Prompt – Please copy all the lines that follow, word for word.
==== Data section ====
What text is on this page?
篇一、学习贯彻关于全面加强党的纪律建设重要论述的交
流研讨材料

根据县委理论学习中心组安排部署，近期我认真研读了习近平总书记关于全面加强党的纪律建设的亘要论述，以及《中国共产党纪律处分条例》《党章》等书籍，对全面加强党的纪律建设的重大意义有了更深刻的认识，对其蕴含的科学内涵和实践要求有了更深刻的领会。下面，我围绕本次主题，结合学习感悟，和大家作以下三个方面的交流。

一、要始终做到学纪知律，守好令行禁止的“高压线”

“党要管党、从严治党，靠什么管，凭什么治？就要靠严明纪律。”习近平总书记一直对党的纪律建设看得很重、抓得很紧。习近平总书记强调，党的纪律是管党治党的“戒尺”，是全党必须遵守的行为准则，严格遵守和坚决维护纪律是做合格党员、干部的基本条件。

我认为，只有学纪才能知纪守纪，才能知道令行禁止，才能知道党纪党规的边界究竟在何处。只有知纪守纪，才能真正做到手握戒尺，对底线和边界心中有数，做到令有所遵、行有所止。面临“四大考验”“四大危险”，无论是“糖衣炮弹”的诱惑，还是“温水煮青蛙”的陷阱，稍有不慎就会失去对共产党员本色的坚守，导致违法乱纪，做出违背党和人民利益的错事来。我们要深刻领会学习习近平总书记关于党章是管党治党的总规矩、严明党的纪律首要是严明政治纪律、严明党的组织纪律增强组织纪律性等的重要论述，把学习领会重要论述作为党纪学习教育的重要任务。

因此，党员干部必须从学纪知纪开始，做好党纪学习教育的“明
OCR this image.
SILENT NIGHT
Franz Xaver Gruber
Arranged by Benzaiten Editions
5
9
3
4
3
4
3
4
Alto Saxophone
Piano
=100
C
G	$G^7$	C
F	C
====
Output of the task –
What text is on this page?
篇一、学习贯彻关于全面加强党的纪律建设重要论述的交
流研讨材料

根据县委理论学习中心组安排部署，近期我认真研读了习近平总书记关于全面加强党的纪律建设的亘要论述，以及《中国共产党纪律处分条例》《党章》等书籍，对全面加强党的纪律建设的重大意义有了更深刻的认识，对其蕴含的科学内涵和实践要求有了更深刻的领会。下面，我围绕本次主题，结合学习感悟，和大家作以下三个方面的交流。

一、要始终做到学纪知律，守好令行禁止的“高压线”

“党要管党、从严治党，靠什么管，凭什么治？就要靠严明纪律。”习近平总书记一直对党的纪律建设看得很重、抓得很紧。习近平总书记强调，党的纪律是管党治党的“戒尺”，是全党必须遵守的行为准则，严格遵守和坚决维护纪律是做合格党员、干部的基本条件。

我认为，只有学纪才能知纪守纪，才能知道令行禁止，才能知道党纪党规的边界究竟在何处。只有知纪守纪，才能真正做到手握戒尺，对底线和边界心中有数，做到令有所遵、行有所止。面临“四大考验”“四大危险”，无论是“糖衣炮弹”的诱惑，还是“温水煮青蛙”的陷阱，稍有不慎就会失去对共产党员本色的坚守，导致违法乱纪，做出违背党和人民利益的错事来。我们要深刻领会学习习近平总书记关于党章是管党治党的总规矩、严明党的纪律首要是严明政治纪律、严明党的组织纪律增强组织纪律性等的重要论述，把学习领会重要论述作为党纪学习教育的重要任务。

因此，党员干部必须从学纪知纪开始，做好党纪学习教育的“明
OCR this image.
SILENT NIGHT
Franz Xaver Gruber
Arranged by Benzaiten Editions
5
9
3
4
3
4
3
4
Alto Saxophone
Piano
=100
C
G	$G^7$	C
F	C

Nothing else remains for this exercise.